▸ EXERCISE TASK A
Which two Bible passages does the sermon list as its text?
▸ EXERCISE TASK B
Carry the sermon forward from its last sentence.

▸ SELECTION
In God’s Embrace

February 24, 2008

David Brubacher

Text:

Exodus 17:1-7

John 4:5-12

 

Introduction:   When I was in grade eight I was madly in love with a girl. At least I thought I was. Truth be told, I was not madly in love, it was probably more like St. Augustine says in his Confessions, “He was in love with the notion of being in love.” It was really nothing more than a school yard crush.  Anyway, the story went something like this. Until I was eight we lived on neighbouring farms. I walked to school with her, her cousins and older sister. By the time of grade eight I began to think of her in a different way. But there was a problem. She was more interested in my best friend. And yes, I did the typical things boys that age do to get a girl’s attention. It did not help how I felt. We went to different high schools and I soon got over her and probably some other girls as well.

As a young adult I was again attracted to a woman in a relationship with someone else. I respected her and the relationship she was in. We lived in a shared household. What was I to do with my feelings? By now I was a little more mature than in grade eight and I decided to talk with her. I told her of my feelings. I also told her of my respect for her and her relationship and that I was committing myself not to do anything to interfere with her relationship. In addition, I also promised to tell a respected mutual friend what I told her as way of being accountable.

▸ EXTRACTED INFORMATION
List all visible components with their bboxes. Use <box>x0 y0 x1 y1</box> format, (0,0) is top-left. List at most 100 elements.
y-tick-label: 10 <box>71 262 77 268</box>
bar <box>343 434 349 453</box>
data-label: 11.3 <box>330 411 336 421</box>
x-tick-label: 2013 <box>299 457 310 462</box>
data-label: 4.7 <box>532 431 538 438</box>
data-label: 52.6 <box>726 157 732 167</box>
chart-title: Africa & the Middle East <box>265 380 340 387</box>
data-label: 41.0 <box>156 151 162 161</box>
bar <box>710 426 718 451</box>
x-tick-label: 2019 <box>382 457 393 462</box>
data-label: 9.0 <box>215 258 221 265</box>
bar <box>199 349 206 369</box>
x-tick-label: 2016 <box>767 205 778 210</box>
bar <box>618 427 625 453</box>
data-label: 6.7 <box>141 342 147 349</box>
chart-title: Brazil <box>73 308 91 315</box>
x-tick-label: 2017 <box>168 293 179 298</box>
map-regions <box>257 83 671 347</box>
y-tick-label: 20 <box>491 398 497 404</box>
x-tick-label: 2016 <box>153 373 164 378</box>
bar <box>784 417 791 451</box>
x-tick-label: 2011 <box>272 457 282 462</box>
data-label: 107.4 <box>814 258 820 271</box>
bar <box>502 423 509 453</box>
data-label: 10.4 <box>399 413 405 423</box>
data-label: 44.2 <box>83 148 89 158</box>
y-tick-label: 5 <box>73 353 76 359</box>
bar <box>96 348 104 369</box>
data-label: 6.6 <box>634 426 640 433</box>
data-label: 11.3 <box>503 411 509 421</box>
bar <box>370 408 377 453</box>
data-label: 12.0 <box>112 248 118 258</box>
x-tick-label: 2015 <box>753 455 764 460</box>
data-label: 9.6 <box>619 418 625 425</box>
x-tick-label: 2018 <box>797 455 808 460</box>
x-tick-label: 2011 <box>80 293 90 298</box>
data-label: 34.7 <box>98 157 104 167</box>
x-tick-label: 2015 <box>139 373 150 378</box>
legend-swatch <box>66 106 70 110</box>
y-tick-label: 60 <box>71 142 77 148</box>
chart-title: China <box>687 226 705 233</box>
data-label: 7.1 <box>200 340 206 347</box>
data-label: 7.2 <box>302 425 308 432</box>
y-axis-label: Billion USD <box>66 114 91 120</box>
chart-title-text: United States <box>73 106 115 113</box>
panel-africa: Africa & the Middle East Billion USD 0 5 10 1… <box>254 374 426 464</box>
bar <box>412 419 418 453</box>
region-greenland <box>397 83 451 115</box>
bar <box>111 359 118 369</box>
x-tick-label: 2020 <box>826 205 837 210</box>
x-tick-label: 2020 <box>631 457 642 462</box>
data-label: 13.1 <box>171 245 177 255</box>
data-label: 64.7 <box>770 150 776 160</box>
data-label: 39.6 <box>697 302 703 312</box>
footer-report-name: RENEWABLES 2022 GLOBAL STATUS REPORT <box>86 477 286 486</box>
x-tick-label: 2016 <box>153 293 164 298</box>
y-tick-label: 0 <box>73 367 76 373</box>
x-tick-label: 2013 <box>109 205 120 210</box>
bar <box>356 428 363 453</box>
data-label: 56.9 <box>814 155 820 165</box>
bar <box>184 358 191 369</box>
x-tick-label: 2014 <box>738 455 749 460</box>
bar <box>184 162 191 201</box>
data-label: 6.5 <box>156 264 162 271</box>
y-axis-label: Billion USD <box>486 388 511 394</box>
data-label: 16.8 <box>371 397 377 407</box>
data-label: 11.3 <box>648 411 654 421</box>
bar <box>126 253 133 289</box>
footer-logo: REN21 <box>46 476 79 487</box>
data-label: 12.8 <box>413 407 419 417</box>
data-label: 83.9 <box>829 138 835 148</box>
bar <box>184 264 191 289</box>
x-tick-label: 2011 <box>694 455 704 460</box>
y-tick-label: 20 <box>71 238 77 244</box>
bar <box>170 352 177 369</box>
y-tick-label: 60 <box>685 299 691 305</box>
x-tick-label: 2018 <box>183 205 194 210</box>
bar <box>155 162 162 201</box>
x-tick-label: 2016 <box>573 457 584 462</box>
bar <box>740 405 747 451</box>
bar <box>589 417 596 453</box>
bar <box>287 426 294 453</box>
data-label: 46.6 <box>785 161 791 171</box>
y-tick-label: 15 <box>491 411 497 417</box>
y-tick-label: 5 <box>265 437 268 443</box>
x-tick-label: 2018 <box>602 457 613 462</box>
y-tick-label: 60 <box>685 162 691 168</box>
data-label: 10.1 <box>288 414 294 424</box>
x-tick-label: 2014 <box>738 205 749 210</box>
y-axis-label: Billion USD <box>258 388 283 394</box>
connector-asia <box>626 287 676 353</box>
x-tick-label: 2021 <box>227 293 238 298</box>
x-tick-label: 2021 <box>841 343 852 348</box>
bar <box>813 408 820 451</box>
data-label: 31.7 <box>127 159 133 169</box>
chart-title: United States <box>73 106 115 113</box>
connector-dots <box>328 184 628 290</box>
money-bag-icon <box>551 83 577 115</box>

▸ EXERCISE OUTPUT A
Exodus 17:1-7 and John 4:5-12.

▸ EXERCISE OUTPUT B
It worked. With things being appropriately in the open we were able to live in the same household as friends. Maybe we were not living in the embrace I might other wise have wished for, but we were able to live in an embrace that opened the door for a workable future for each of us. Within a year or two I met Lynda and, well, as they say, “The rest is history.”

Today is the third Sunday in Lent. We continue on our journey “out of the depths” of our aches and dysfunctions towards the outstretched arms of God, who longs to gather us up in a life giving embrace. Today the curtain is opened further and three candles reveal an increasing light in celebration of God’s desire for us. Yet in our obstinacy we often step away from God. Even so we recognize an unquenchable thirst for God. When momentarily we allow ourselves to settle into God’s embrace we taste sweat life-giving water.

As you may gather, the word and concept of “embrace” fascinates me. I was delighted when Aldred Neufeldt gave Embracing the Wilderness as the title for his sermon on the first Sunday in Lent. I believe the notion of “embrace” captures the movement of spiritual journey in Lent. An embrace is the result of a mutual action that brings us into an enfolding of outstretched arms. When we surrender ourselves in an embrace a dynamic is unleashed that is far greater than the sum of the intentions that brought us into the embrace. During Lent we also journey with Jesus to the cross where we see the fullness of God’s intention in drawing us into an embrace of satisfied life.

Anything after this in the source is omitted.